Exercise requirements >> A verbatim copy of the records is required, with all pictures left out.

Lines of data:
--- BEGIN ---
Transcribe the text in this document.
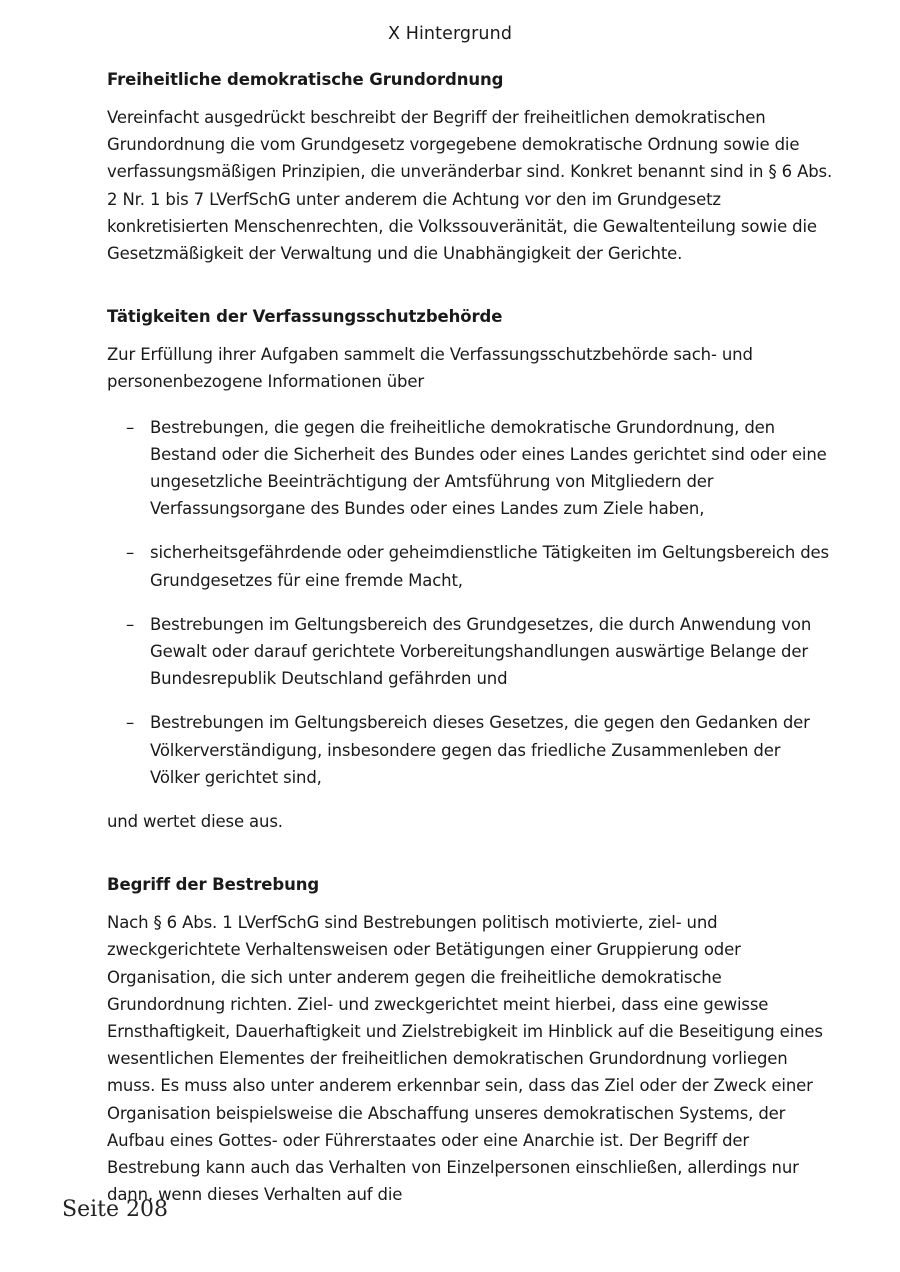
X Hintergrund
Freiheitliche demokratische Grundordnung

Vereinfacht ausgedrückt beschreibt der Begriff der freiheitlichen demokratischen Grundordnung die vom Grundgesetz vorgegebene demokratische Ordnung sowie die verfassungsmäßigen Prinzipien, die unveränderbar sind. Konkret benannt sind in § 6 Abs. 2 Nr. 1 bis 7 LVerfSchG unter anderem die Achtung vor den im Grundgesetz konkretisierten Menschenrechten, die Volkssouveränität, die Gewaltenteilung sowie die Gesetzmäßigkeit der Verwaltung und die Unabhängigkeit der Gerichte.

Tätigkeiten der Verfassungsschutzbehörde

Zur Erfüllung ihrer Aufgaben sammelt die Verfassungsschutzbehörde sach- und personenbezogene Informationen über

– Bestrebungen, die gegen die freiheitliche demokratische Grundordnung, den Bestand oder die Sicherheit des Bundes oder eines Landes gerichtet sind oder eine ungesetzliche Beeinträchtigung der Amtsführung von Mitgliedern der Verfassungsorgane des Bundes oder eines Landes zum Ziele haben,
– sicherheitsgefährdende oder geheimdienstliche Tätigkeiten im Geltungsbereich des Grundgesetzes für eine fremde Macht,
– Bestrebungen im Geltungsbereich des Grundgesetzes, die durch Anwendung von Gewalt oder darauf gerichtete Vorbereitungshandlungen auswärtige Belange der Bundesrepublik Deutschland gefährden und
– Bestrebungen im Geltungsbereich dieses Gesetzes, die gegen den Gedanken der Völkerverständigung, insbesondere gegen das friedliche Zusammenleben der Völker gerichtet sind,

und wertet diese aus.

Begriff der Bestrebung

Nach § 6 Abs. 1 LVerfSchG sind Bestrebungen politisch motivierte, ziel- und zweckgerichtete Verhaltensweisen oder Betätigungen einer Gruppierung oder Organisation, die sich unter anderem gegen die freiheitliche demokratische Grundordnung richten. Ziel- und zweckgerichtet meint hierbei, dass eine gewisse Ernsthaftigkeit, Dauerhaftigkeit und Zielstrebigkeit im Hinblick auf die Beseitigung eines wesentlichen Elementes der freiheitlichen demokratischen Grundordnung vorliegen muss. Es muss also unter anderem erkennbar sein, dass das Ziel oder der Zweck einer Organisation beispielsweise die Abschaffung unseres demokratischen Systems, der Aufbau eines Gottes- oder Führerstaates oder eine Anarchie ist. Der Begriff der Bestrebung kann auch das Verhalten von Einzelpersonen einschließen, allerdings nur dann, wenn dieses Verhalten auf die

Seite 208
--- END ---
Task solution >>
Transcribe the text in this document.
X Hintergrund
Freiheitliche demokratische Grundordnung

Vereinfacht ausgedrückt beschreibt der Begriff der freiheitlichen demokratischen Grundordnung die vom Grundgesetz vorgegebene demokratische Ordnung sowie die verfassungsmäßigen Prinzipien, die unveränderbar sind. Konkret benannt sind in § 6 Abs. 2 Nr. 1 bis 7 LVerfSchG unter anderem die Achtung vor den im Grundgesetz konkretisierten Menschenrechten, die Volkssouveränität, die Gewaltenteilung sowie die Gesetzmäßigkeit der Verwaltung und die Unabhängigkeit der Gerichte.

Tätigkeiten der Verfassungsschutzbehörde

Zur Erfüllung ihrer Aufgaben sammelt die Verfassungsschutzbehörde sach- und personenbezogene Informationen über

– Bestrebungen, die gegen die freiheitliche demokratische Grundordnung, den Bestand oder die Sicherheit des Bundes oder eines Landes gerichtet sind oder eine ungesetzliche Beeinträchtigung der Amtsführung von Mitgliedern der Verfassungsorgane des Bundes oder eines Landes zum Ziele haben,
– sicherheitsgefährdende oder geheimdienstliche Tätigkeiten im Geltungsbereich des Grundgesetzes für eine fremde Macht,
– Bestrebungen im Geltungsbereich des Grundgesetzes, die durch Anwendung von Gewalt oder darauf gerichtete Vorbereitungshandlungen auswärtige Belange der Bundesrepublik Deutschland gefährden und
– Bestrebungen im Geltungsbereich dieses Gesetzes, die gegen den Gedanken der Völkerverständigung, insbesondere gegen das friedliche Zusammenleben der Völker gerichtet sind,

und wertet diese aus.

Begriff der Bestrebung

Nach § 6 Abs. 1 LVerfSchG sind Bestrebungen politisch motivierte, ziel- und zweckgerichtete Verhaltensweisen oder Betätigungen einer Gruppierung oder Organisation, die sich unter anderem gegen die freiheitliche demokratische Grundordnung richten. Ziel- und zweckgerichtet meint hierbei, dass eine gewisse Ernsthaftigkeit, Dauerhaftigkeit und Zielstrebigkeit im Hinblick auf die Beseitigung eines wesentlichen Elementes der freiheitlichen demokratischen Grundordnung vorliegen muss. Es muss also unter anderem erkennbar sein, dass das Ziel oder der Zweck einer Organisation beispielsweise die Abschaffung unseres demokratischen Systems, der Aufbau eines Gottes- oder Führerstaates oder eine Anarchie ist. Der Begriff der Bestrebung kann auch das Verhalten von Einzelpersonen einschließen, allerdings nur dann, wenn dieses Verhalten auf die

Seite 208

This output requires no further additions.